_Trecho apresentado:_
__________________________________________________

Discurso no Senado Federal

PROPOSTA DE CANCELAMENTO DE CONSIGNAÇÕES ORÇAMENTARIAS REFERENTE A OBRAS CIVIS INJUSTIFICAVEIS DIANTE DO ESFORÇO DE CONTENÇÃO DO DEFICIT PUBLICO, DANDO PRERROGATIVAS AO RELATOR-GERAL DO ORÇAMENTO DA UNIÃO DE DEFINIR OS INVESTIMENTOS INADIAVEIS.

Autor
Roberto Freire (PPS - CIDADANIA/PE)
Nome completo: Roberto João Pereira Freire
Casa
Senado Federal
Tipo
Discurso
Resumo por assunto
ORÇAMENTO.:
  • PROPOSTA DE CANCELAMENTO DE CONSIGNAÇÕES ORÇAMENTARIAS REFERENTE A OBRAS CIVIS INJUSTIFICAVEIS DIANTE DO ESFORÇO DE CONTENÇÃO DO DEFICIT PUBLICO, DANDO PRERROGATIVAS AO RELATOR-GERAL DO ORÇAMENTO DA UNIÃO DE DEFINIR OS INVESTIMENTOS INADIAVEIS.
Publicação
Publicação no DSF de 19/11/1998 - Página 16258
Assunto
Outros > ORÇAMENTO.
Indexação
  • APRESENTAÇÃO, EMENDA, PROPOSTA, CANCELAMENTO, CONSIGNAÇÃO, ORÇAMENTO, REFERENCIA, CONSTRUÇÃO, OBRA CIVIL, EDIFICIO SEDE, BRASIL, IMPEDIMENTO, DESNECESSIDADE, AUMENTO, GASTOS PUBLICOS, PERIODO, CRISE, NATUREZA FINANCEIRA, AMBITO INTERNACIONAL.

O SR. ROBERTO FREIRE (Bloco/PPS-PE. Para uma comunicação inadiável. Sem revisão do orador.) - Sr. Presidente, Srªs e Srs. Senadores, é inadiável, em função de estarmos ultimando a apresentação de emendas para o Orçamento.  

Lamentamos que este Congresso, que o Poder Legislativo brasileiro tenha muito pouca participação nas grandes definições das políticas nacionais que o Orçamento envolve; mais do que isso, estamos discutindo um ajuste fiscal, e parece que isso se reflete no Orçamento apenas na questão de alguns cortes de despesas, cancelamento de alguns programas, e deixamos de discutir os grandes projetos nacionais.

__________________________________________________

_Material de origem:_

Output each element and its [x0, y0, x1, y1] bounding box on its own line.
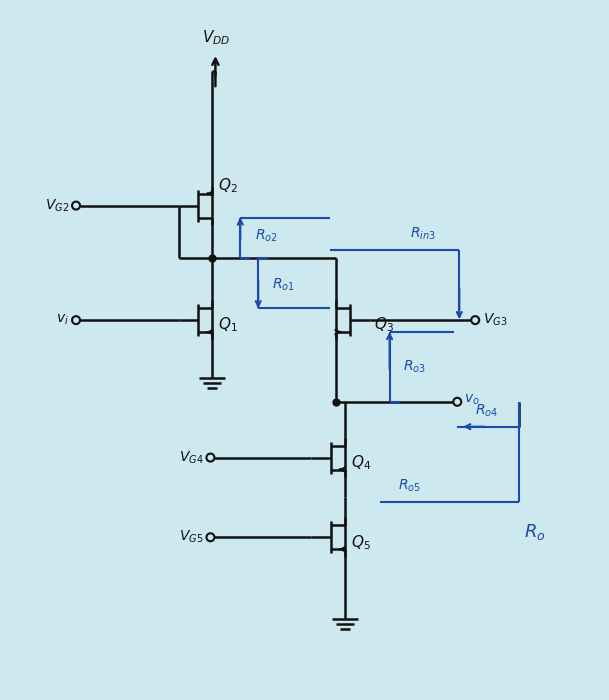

__________________________________________________

_Requisitos:_
**a)** Responda com base no discurso:
(i) Qual é o nome completo do autor?
(ii) Em que data o discurso foi publicado no DSF?
(iii) Em que página do DSF saiu a publicação?
**b)** Segundo o discurso, por que a comunicação do orador é inadiável? Responda em até três frases.
**c)** Transcreva do discurso o trecho que vai de "Nome completo: Roberto" até "FINANCEIRA, AMBITO INTERNACIONAL.".

_Respostas do exercício:_
**a)**
(i) Roberto João Pereira Freire.
(ii) Em 19/11/1998.
(iii) Na página 16258.

**b)** A comunicação é inadiável porque os parlamentares estão ultimando a apresentação de emendas para o Orçamento.

**c)**
Nome completo: Roberto João Pereira Freire
Casa
Senado Federal
Tipo
Discurso
Resumo por assunto
ORÇAMENTO.:
  • PROPOSTA DE CANCELAMENTO DE CONSIGNAÇÕES ORÇAMENTARIAS REFERENTE A OBRAS CIVIS INJUSTIFICAVEIS DIANTE DO ESFORÇO DE CONTENÇÃO DO DEFICIT PUBLICO, DANDO PRERROGATIVAS AO RELATOR-GERAL DO ORÇAMENTO DA UNIÃO DE DEFINIR OS INVESTIMENTOS INADIAVEIS.
Publicação
Publicação no DSF de 19/11/1998 - Página 16258
Assunto
Outros > ORÇAMENTO.
Indexação
  • APRESENTAÇÃO, EMENDA, PROPOSTA, CANCELAMENTO, CONSIGNAÇÃO, ORÇAMENTO, REFERENCIA, CONSTRUÇÃO, OBRA CIVIL, EDIFICIO SEDE, BRASIL, IMPEDIMENTO, DESNECESSIDADE, AUMENTO, GASTOS PUBLICOS, PERIODO, CRISE, NATUREZA FINANCEIRA, AMBITO INTERNACIONAL.